== Instruction ==
The listing below is to be output in its exact form.

== Information shown ==
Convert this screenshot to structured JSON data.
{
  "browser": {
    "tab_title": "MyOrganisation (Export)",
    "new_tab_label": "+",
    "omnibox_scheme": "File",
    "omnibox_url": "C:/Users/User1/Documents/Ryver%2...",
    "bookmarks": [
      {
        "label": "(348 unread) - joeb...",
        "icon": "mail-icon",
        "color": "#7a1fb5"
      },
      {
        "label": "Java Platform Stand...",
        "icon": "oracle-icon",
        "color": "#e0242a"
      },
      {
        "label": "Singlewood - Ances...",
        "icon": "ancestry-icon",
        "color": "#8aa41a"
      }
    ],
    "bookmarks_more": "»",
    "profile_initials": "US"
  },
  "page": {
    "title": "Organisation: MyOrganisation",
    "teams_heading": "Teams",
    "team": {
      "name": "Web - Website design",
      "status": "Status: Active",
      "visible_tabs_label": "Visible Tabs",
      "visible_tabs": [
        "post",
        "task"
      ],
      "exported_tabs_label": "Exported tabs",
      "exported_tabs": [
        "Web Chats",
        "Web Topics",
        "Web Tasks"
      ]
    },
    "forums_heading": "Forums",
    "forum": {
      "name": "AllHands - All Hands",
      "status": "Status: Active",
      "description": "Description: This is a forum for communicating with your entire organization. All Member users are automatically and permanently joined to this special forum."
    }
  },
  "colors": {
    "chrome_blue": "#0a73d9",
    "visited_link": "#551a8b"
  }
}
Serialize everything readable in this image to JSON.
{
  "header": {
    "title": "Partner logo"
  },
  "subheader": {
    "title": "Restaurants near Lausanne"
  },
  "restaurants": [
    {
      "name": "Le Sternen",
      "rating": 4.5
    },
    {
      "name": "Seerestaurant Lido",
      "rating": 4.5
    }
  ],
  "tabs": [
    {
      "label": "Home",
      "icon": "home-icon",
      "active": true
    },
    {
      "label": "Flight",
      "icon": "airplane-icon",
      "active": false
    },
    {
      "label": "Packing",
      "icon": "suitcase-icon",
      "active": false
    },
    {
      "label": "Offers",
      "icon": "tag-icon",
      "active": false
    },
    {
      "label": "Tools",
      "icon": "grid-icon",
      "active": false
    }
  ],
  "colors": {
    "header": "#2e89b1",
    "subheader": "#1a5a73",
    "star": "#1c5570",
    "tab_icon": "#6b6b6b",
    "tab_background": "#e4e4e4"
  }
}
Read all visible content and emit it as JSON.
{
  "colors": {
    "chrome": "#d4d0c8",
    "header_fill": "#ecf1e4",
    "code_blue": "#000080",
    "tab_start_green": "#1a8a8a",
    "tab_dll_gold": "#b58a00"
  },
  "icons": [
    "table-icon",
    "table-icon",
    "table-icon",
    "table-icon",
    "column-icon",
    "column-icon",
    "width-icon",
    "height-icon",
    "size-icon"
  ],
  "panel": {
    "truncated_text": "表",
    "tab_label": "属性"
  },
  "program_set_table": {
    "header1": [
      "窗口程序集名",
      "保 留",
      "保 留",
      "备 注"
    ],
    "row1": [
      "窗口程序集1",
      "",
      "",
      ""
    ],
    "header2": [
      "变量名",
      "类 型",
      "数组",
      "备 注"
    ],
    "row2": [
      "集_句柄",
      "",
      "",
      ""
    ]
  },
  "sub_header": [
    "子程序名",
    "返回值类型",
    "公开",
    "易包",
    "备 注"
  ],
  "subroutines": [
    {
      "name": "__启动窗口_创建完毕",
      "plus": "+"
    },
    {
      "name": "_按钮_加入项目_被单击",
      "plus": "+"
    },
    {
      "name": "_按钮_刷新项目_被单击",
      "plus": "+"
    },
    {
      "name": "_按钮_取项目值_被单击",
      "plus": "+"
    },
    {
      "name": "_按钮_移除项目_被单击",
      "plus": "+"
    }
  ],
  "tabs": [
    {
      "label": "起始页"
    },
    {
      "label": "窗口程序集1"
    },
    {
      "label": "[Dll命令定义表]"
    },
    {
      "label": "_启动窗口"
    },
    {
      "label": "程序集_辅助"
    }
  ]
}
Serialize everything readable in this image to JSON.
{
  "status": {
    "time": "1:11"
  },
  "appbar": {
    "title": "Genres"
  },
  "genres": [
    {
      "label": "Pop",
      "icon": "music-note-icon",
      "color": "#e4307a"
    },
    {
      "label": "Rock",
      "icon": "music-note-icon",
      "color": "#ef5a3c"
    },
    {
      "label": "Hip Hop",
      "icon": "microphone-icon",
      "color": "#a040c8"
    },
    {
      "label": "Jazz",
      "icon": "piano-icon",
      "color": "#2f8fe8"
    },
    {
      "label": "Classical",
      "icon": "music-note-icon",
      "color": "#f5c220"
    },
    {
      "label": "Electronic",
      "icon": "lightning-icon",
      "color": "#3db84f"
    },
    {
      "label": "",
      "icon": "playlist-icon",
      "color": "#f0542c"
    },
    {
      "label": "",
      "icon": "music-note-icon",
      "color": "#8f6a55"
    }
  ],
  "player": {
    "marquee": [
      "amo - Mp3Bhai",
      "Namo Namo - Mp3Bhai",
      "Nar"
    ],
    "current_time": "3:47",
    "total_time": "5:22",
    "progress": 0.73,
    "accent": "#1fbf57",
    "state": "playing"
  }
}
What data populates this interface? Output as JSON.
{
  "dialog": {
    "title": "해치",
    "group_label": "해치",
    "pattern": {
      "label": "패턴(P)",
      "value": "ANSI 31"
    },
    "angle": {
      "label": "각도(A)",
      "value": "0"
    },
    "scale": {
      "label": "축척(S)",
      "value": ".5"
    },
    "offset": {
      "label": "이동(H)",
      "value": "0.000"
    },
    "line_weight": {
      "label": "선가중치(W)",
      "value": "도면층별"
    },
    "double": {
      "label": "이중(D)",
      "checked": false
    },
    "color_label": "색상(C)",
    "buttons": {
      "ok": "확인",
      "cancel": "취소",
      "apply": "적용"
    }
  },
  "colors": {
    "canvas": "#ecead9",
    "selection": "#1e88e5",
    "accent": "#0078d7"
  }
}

== Output ==
Convert this screenshot to structured JSON data.
{
  "browser": {
    "tab_title": "MyOrganisation (Export)",
    "new_tab_label": "+",
    "omnibox_scheme": "File",
    "omnibox_url": "C:/Users/User1/Documents/Ryver%2...",
    "bookmarks": [
      {
        "label": "(348 unread) - joeb...",
        "icon": "mail-icon",
        "color": "#7a1fb5"
      },
      {
        "label": "Java Platform Stand...",
        "icon": "oracle-icon",
        "color": "#e0242a"
      },
      {
        "label": "Singlewood - Ances...",
        "icon": "ancestry-icon",
        "color": "#8aa41a"
      }
    ],
    "bookmarks_more": "»",
    "profile_initials": "US"
  },
  "page": {
    "title": "Organisation: MyOrganisation",
    "teams_heading": "Teams",
    "team": {
      "name": "Web - Website design",
      "status": "Status: Active",
      "visible_tabs_label": "Visible Tabs",
      "visible_tabs": [
        "post",
        "task"
      ],
      "exported_tabs_label": "Exported tabs",
      "exported_tabs": [
        "Web Chats",
        "Web Topics",
        "Web Tasks"
      ]
    },
    "forums_heading": "Forums",
    "forum": {
      "name": "AllHands - All Hands",
      "status": "Status: Active",
      "description": "Description: This is a forum for communicating with your entire organization. All Member users are automatically and permanently joined to this special forum."
    }
  },
  "colors": {
    "chrome_blue": "#0a73d9",
    "visited_link": "#551a8b"
  }
}
Serialize everything readable in this image to JSON.
{
  "header": {
    "title": "Partner logo"
  },
  "subheader": {
    "title": "Restaurants near Lausanne"
  },
  "restaurants": [
    {
      "name": "Le Sternen",
      "rating": 4.5
    },
    {
      "name": "Seerestaurant Lido",
      "rating": 4.5
    }
  ],
  "tabs": [
    {
      "label": "Home",
      "icon": "home-icon",
      "active": true
    },
    {
      "label": "Flight",
      "icon": "airplane-icon",
      "active": false
    },
    {
      "label": "Packing",
      "icon": "suitcase-icon",
      "active": false
    },
    {
      "label": "Offers",
      "icon": "tag-icon",
      "active": false
    },
    {
      "label": "Tools",
      "icon": "grid-icon",
      "active": false
    }
  ],
  "colors": {
    "header": "#2e89b1",
    "subheader": "#1a5a73",
    "star": "#1c5570",
    "tab_icon": "#6b6b6b",
    "tab_background": "#e4e4e4"
  }
}
Read all visible content and emit it as JSON.
{
  "colors": {
    "chrome": "#d4d0c8",
    "header_fill": "#ecf1e4",
    "code_blue": "#000080",
    "tab_start_green": "#1a8a8a",
    "tab_dll_gold": "#b58a00"
  },
  "icons": [
    "table-icon",
    "table-icon",
    "table-icon",
    "table-icon",
    "column-icon",
    "column-icon",
    "width-icon",
    "height-icon",
    "size-icon"
  ],
  "panel": {
    "truncated_text": "表",
    "tab_label": "属性"
  },
  "program_set_table": {
    "header1": [
      "窗口程序集名",
      "保 留",
      "保 留",
      "备 注"
    ],
    "row1": [
      "窗口程序集1",
      "",
      "",
      ""
    ],
    "header2": [
      "变量名",
      "类 型",
      "数组",
      "备 注"
    ],
    "row2": [
      "集_句柄",
      "",
      "",
      ""
    ]
  },
  "sub_header": [
    "子程序名",
    "返回值类型",
    "公开",
    "易包",
    "备 注"
  ],
  "subroutines": [
    {
      "name": "__启动窗口_创建完毕",
      "plus": "+"
    },
    {
      "name": "_按钮_加入项目_被单击",
      "plus": "+"
    },
    {
      "name": "_按钮_刷新项目_被单击",
      "plus": "+"
    },
    {
      "name": "_按钮_取项目值_被单击",
      "plus": "+"
    },
    {
      "name": "_按钮_移除项目_被单击",
      "plus": "+"
    }
  ],
  "tabs": [
    {
      "label": "起始页"
    },
    {
      "label": "窗口程序集1"
    },
    {
      "label": "[Dll命令定义表]"
    },
    {
      "label": "_启动窗口"
    },
    {
      "label": "程序集_辅助"
    }
  ]
}
Serialize everything readable in this image to JSON.
{
  "status": {
    "time": "1:11"
  },
  "appbar": {
    "title": "Genres"
  },
  "genres": [
    {
      "label": "Pop",
      "icon": "music-note-icon",
      "color": "#e4307a"
    },
    {
      "label": "Rock",
      "icon": "music-note-icon",
      "color": "#ef5a3c"
    },
    {
      "label": "Hip Hop",
      "icon": "microphone-icon",
      "color": "#a040c8"
    },
    {
      "label": "Jazz",
      "icon": "piano-icon",
      "color": "#2f8fe8"
    },
    {
      "label": "Classical",
      "icon": "music-note-icon",
      "color": "#f5c220"
    },
    {
      "label": "Electronic",
      "icon": "lightning-icon",
      "color": "#3db84f"
    },
    {
      "label": "",
      "icon": "playlist-icon",
      "color": "#f0542c"
    },
    {
      "label": "",
      "icon": "music-note-icon",
      "color": "#8f6a55"
    }
  ],
  "player": {
    "marquee": [
      "amo - Mp3Bhai",
      "Namo Namo - Mp3Bhai",
      "Nar"
    ],
    "current_time": "3:47",
    "total_time": "5:22",
    "progress": 0.73,
    "accent": "#1fbf57",
    "state": "playing"
  }
}
What data populates this interface? Output as JSON.
{
  "dialog": {
    "title": "해치",
    "group_label": "해치",
    "pattern": {
      "label": "패턴(P)",
      "value": "ANSI 31"
    },
    "angle": {
      "label": "각도(A)",
      "value": "0"
    },
    "scale": {
      "label": "축척(S)",
      "value": ".5"
    },
    "offset": {
      "label": "이동(H)",
      "value": "0.000"
    },
    "line_weight": {
      "label": "선가중치(W)",
      "value": "도면층별"
    },
    "double": {
      "label": "이중(D)",
      "checked": false
    },
    "color_label": "색상(C)",
    "buttons": {
      "ok": "확인",
      "cancel": "취소",
      "apply": "적용"
    }
  },
  "colors": {
    "canvas": "#ecead9",
    "selection": "#1e88e5",
    "accent": "#0078d7"
  }
}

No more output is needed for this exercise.